Every line that includes the word "Size" is to be listed.
____________________
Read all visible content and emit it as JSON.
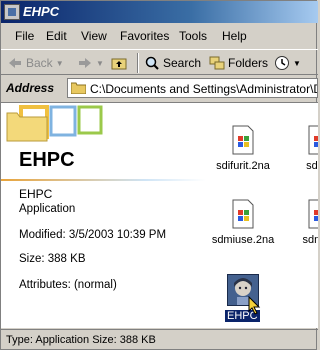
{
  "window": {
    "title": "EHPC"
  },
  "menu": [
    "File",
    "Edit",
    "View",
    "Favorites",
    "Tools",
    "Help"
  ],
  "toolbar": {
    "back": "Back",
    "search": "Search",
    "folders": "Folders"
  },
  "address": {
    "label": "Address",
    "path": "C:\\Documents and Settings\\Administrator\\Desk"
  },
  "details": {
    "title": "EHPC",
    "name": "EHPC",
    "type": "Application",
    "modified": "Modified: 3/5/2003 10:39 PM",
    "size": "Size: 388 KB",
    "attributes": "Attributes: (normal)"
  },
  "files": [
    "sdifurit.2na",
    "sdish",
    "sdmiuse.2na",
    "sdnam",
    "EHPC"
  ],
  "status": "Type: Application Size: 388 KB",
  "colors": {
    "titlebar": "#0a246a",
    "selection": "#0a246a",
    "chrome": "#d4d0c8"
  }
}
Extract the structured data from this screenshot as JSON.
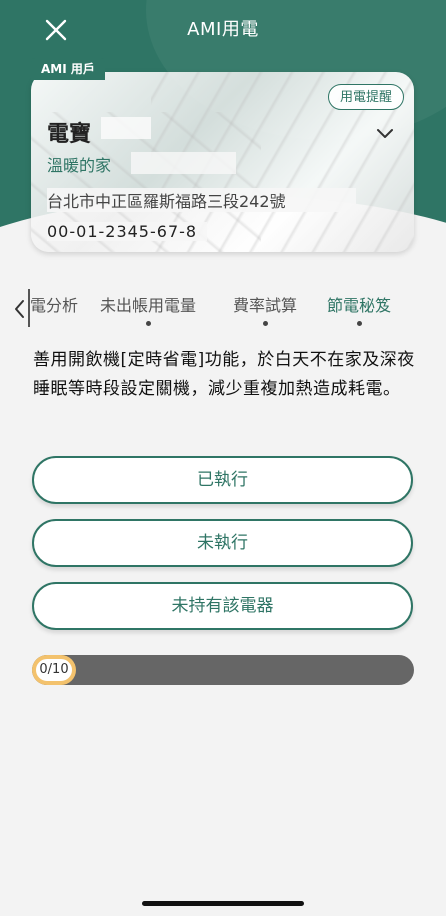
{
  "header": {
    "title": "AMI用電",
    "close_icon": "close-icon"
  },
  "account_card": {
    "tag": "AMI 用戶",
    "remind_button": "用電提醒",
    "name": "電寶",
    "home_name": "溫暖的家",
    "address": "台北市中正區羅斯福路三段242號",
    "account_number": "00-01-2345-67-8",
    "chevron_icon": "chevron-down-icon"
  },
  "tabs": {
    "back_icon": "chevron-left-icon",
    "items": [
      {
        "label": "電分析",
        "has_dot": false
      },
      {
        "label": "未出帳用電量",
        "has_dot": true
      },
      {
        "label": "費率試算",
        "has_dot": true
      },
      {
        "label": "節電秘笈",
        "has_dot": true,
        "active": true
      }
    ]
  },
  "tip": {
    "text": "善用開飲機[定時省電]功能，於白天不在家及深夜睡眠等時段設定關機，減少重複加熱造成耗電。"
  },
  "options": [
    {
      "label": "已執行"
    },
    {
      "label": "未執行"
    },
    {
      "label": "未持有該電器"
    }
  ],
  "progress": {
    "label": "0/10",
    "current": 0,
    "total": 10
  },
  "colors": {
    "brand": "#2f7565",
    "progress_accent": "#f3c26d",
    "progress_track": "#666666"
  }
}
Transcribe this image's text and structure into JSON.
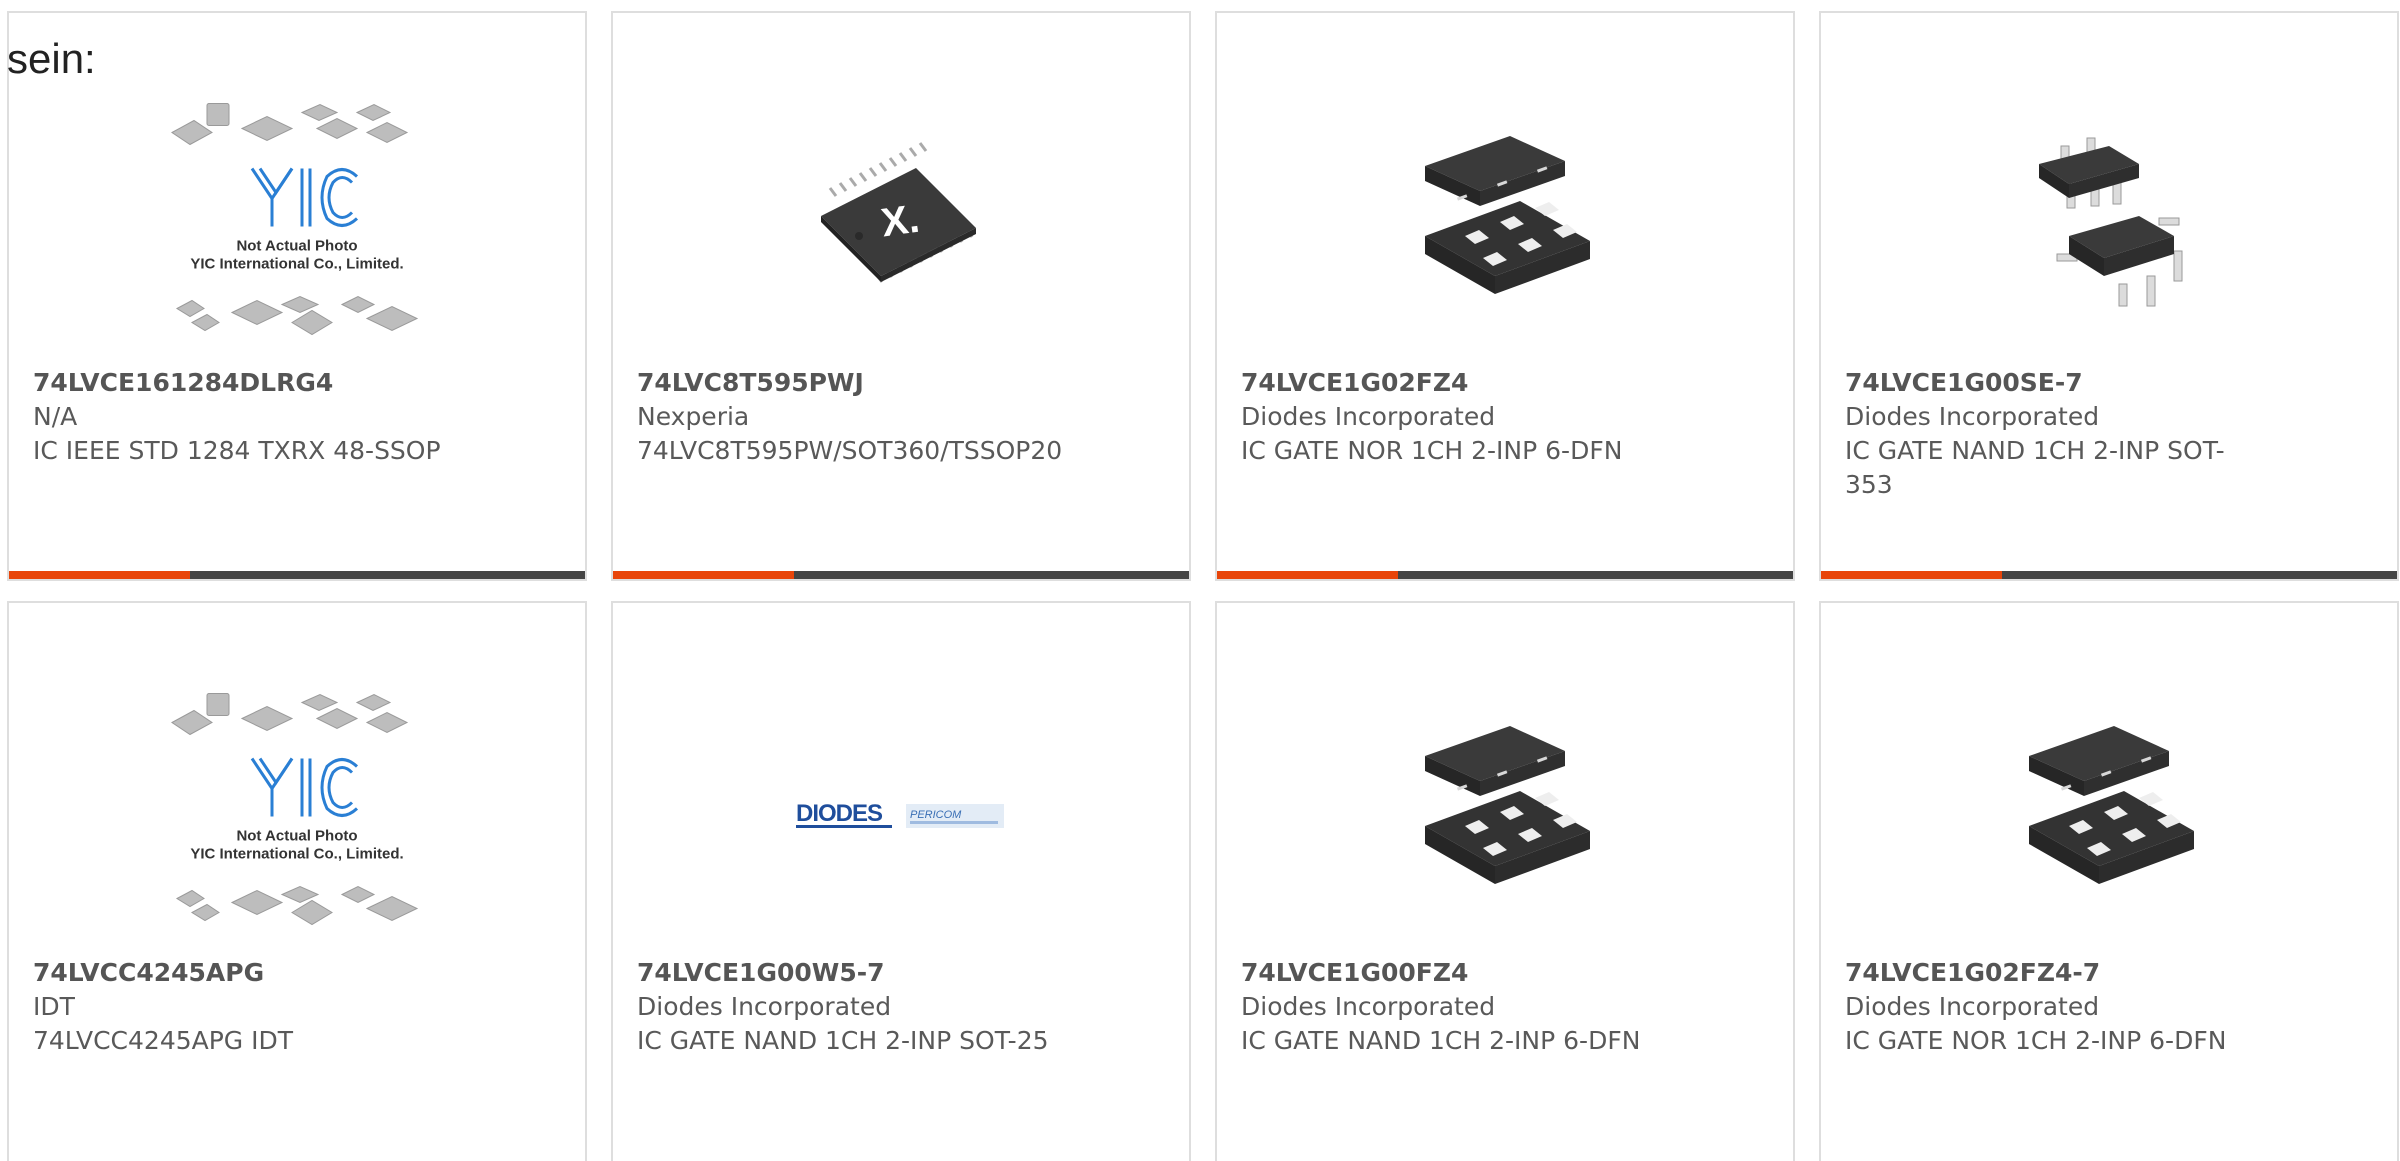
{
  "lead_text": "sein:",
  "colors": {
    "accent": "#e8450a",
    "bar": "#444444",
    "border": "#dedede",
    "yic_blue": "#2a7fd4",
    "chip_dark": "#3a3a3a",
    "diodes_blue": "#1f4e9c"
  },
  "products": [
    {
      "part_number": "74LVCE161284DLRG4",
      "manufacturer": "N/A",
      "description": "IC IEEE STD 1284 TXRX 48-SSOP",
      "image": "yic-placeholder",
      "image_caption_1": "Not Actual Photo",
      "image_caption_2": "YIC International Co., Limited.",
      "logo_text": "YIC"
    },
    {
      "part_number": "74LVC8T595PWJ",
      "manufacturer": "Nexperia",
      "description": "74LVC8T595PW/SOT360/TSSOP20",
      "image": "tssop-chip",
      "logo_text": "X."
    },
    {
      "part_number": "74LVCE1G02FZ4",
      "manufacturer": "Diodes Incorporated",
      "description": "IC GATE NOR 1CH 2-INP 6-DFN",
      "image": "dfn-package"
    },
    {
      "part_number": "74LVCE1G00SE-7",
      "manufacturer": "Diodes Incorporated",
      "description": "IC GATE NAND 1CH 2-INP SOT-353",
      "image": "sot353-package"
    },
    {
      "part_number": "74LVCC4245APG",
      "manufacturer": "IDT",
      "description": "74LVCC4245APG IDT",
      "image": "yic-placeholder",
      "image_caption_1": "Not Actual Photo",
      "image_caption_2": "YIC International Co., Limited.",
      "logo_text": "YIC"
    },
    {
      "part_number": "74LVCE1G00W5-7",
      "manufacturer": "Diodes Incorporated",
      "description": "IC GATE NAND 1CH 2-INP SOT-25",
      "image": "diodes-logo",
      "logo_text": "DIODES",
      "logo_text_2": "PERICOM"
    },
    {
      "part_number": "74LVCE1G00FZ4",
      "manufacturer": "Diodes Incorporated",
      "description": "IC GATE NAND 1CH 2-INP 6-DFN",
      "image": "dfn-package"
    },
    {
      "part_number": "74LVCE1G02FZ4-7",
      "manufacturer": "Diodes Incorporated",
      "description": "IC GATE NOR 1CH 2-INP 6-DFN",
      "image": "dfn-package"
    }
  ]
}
____________________
§ **WRITTEN ANSWER**:
    "size": "Size: 388 KB",
  "status": "Type: Application Size: 388 KB",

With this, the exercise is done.